- TASK INSTRUCTIONS:
Find every line with the word "esempio". Copy those lines.

- EXERCISE INPUTS:
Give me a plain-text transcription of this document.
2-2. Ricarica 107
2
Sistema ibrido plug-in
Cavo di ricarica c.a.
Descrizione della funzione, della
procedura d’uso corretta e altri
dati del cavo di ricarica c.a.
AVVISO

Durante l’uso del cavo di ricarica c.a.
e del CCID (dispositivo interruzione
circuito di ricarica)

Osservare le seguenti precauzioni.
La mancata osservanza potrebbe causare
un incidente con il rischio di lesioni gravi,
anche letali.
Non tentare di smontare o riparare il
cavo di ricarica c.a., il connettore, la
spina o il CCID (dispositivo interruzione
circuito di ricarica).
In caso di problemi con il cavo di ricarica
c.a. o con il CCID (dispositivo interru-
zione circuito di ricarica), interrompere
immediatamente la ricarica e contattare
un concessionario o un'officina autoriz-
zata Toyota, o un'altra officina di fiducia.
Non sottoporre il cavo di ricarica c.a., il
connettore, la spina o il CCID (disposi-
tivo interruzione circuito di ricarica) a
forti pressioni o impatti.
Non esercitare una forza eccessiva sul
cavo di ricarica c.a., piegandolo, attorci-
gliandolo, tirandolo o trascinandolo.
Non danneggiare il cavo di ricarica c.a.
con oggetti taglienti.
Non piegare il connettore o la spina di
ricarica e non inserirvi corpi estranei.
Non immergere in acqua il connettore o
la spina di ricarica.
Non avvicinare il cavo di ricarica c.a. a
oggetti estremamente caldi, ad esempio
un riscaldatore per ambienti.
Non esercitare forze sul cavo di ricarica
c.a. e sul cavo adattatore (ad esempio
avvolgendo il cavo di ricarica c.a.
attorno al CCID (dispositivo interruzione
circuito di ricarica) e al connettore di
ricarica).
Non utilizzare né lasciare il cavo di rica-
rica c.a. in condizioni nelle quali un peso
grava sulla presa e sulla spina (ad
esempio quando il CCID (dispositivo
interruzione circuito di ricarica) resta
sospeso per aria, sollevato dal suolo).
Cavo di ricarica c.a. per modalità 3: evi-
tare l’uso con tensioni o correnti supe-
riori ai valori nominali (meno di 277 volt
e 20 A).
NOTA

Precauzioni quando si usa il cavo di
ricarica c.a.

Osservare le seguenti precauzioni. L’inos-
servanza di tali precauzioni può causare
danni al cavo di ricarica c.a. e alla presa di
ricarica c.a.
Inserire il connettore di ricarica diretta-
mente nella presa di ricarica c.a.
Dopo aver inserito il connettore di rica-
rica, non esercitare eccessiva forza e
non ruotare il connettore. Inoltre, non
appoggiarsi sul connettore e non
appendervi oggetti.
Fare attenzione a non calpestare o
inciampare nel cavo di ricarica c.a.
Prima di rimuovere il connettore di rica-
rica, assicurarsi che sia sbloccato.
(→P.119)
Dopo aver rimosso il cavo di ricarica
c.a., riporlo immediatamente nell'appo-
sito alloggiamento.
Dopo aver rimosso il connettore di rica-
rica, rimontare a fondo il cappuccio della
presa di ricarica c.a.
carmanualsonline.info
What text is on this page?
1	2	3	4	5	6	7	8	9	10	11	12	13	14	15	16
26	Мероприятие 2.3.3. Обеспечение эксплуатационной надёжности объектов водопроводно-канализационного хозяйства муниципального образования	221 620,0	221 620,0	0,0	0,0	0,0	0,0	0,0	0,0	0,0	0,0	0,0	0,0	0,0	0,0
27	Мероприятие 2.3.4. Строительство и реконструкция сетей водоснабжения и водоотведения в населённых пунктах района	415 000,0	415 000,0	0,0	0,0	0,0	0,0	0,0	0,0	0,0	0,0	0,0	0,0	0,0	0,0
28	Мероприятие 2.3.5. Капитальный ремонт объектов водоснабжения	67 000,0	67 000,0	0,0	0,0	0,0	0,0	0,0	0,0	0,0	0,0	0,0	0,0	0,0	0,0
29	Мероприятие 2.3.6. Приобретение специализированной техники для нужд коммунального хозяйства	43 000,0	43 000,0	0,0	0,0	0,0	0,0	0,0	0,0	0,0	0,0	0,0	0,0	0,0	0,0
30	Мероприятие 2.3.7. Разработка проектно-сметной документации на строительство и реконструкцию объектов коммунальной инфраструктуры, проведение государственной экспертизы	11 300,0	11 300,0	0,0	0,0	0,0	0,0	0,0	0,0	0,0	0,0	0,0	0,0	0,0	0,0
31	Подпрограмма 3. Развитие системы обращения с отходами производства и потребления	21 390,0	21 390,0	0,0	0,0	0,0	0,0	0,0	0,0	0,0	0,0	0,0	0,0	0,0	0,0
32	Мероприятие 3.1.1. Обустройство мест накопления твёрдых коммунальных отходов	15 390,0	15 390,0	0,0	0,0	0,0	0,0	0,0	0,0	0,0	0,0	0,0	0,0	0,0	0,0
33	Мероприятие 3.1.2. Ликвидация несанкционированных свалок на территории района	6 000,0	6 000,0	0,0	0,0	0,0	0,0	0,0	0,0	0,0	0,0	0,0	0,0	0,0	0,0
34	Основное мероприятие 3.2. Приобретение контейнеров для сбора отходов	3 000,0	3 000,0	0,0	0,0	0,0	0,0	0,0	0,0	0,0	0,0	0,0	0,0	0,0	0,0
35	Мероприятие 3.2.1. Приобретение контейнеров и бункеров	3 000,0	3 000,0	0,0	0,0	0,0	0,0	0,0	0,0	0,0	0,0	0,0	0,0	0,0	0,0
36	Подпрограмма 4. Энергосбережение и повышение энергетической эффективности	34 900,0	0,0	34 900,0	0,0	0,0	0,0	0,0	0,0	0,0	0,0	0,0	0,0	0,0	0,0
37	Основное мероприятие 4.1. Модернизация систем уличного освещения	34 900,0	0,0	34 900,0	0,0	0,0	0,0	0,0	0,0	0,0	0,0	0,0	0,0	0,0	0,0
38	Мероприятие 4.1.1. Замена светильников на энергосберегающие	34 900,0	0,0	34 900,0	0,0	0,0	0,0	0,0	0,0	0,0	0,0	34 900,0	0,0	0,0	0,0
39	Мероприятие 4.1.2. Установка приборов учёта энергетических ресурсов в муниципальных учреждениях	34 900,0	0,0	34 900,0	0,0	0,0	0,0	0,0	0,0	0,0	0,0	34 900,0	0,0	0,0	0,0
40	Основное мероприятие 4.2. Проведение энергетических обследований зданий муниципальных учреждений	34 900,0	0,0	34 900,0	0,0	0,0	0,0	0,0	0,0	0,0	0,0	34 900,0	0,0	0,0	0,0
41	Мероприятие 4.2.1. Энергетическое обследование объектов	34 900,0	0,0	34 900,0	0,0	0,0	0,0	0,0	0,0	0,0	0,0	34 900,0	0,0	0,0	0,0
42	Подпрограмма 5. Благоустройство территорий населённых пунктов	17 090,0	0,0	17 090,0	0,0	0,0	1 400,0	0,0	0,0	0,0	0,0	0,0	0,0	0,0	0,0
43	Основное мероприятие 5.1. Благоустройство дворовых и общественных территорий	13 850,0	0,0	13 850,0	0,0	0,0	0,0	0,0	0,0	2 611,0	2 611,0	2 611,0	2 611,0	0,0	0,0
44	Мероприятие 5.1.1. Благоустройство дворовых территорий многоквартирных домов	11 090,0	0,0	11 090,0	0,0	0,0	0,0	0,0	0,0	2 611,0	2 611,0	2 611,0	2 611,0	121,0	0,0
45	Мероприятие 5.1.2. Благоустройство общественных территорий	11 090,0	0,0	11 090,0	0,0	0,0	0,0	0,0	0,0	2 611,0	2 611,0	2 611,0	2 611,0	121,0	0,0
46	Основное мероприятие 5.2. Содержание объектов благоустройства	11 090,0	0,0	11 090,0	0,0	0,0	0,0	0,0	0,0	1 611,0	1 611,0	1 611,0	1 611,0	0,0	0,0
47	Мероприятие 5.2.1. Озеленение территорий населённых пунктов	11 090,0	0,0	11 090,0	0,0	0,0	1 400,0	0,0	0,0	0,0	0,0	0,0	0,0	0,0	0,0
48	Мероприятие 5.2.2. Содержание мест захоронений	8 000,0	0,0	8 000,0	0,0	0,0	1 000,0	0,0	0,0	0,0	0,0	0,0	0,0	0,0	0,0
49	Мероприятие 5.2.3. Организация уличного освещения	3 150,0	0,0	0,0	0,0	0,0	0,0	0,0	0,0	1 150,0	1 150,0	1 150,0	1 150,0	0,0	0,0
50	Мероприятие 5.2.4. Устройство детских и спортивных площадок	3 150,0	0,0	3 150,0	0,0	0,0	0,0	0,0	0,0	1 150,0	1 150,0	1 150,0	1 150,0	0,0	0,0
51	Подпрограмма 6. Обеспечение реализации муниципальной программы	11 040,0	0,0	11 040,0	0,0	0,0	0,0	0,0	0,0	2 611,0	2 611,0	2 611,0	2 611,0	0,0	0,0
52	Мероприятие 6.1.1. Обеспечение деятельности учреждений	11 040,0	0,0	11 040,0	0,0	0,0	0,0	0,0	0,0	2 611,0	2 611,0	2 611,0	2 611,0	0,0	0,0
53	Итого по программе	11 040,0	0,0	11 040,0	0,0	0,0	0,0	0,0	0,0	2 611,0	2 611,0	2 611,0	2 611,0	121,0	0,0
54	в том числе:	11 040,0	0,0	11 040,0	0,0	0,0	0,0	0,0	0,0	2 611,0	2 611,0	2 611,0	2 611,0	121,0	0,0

- REPLY TO THE TASK:
oggetti estremamente caldi, ad esempio
c.a. e sul cavo adattatore (ad esempio
esempio quando il CCID (dispositivo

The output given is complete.